Figure data in JSON

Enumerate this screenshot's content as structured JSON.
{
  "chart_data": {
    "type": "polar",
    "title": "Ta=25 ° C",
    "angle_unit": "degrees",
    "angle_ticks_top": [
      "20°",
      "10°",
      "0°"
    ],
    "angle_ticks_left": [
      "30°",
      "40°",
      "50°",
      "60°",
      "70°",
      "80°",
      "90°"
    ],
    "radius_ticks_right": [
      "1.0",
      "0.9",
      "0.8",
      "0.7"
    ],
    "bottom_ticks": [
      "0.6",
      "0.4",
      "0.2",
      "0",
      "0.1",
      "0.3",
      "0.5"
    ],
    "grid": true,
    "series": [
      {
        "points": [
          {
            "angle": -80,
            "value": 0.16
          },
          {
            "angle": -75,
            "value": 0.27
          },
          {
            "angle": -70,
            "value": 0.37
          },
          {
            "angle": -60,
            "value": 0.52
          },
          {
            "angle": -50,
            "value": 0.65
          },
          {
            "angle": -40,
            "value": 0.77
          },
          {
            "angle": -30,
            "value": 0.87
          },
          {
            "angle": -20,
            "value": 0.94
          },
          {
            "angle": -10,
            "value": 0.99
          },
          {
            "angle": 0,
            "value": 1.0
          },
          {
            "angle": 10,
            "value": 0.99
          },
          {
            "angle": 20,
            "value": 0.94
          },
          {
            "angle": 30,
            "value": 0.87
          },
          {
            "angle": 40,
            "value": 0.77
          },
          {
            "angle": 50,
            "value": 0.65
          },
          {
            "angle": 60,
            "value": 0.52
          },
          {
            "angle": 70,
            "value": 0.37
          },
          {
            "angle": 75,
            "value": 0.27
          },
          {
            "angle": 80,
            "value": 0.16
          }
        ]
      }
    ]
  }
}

**EXERCISE PROMPT**
Quote the data above in full, changing nothing.

**TASK RESULT**
Enumerate this screenshot's content as structured JSON.
{
  "chart_data": {
    "type": "polar",
    "title": "Ta=25 ° C",
    "angle_unit": "degrees",
    "angle_ticks_top": [
      "20°",
      "10°",
      "0°"
    ],
    "angle_ticks_left": [
      "30°",
      "40°",
      "50°",
      "60°",
      "70°",
      "80°",
      "90°"
    ],
    "radius_ticks_right": [
      "1.0",
      "0.9",
      "0.8",
      "0.7"
    ],
    "bottom_ticks": [
      "0.6",
      "0.4",
      "0.2",
      "0",
      "0.1",
      "0.3",
      "0.5"
    ],
    "grid": true,
    "series": [
      {
        "points": [
          {
            "angle": -80,
            "value": 0.16
          },
          {
            "angle": -75,
            "value": 0.27
          },
          {
            "angle": -70,
            "value": 0.37
          },
          {
            "angle": -60,
            "value": 0.52
          },
          {
            "angle": -50,
            "value": 0.65
          },
          {
            "angle": -40,
            "value": 0.77
          },
          {
            "angle": -30,
            "value": 0.87
          },
          {
            "angle": -20,
            "value": 0.94
          },
          {
            "angle": -10,
            "value": 0.99
          },
          {
            "angle": 0,
            "value": 1.0
          },
          {
            "angle": 10,
            "value": 0.99
          },
          {
            "angle": 20,
            "value": 0.94
          },
          {
            "angle": 30,
            "value": 0.87
          },
          {
            "angle": 40,
            "value": 0.77
          },
          {
            "angle": 50,
            "value": 0.65
          },
          {
            "angle": 60,
            "value": 0.52
          },
          {
            "angle": 70,
            "value": 0.37
          },
          {
            "angle": 75,
            "value": 0.27
          },
          {
            "angle": 80,
            "value": 0.16
          }
        ]
      }
    ]
  }
}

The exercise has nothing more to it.